• **Source data**:
--

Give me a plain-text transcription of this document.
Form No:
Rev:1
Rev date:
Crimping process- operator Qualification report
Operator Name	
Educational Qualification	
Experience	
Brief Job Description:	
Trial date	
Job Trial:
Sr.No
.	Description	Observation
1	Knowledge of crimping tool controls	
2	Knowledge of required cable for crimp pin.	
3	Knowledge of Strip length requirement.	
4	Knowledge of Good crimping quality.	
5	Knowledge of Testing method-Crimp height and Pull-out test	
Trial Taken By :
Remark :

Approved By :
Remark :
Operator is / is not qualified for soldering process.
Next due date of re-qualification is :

--

• **Short task**:
Repeat the preceding lines exactly, please, every one of them.

• **Task answer**:
Give me a plain-text transcription of this document.
Form No:
Rev:1
Rev date:
Crimping process- operator Qualification report
Operator Name	
Educational Qualification	
Experience	
Brief Job Description:	
Trial date	
Job Trial:
Sr.No
.	Description	Observation
1	Knowledge of crimping tool controls	
2	Knowledge of required cable for crimp pin.	
3	Knowledge of Strip length requirement.	
4	Knowledge of Good crimping quality.	
5	Knowledge of Testing method-Crimp height and Pull-out test	
Trial Taken By :
Remark :

Approved By :
Remark :
Operator is / is not qualified for soldering process.
Next due date of re-qualification is :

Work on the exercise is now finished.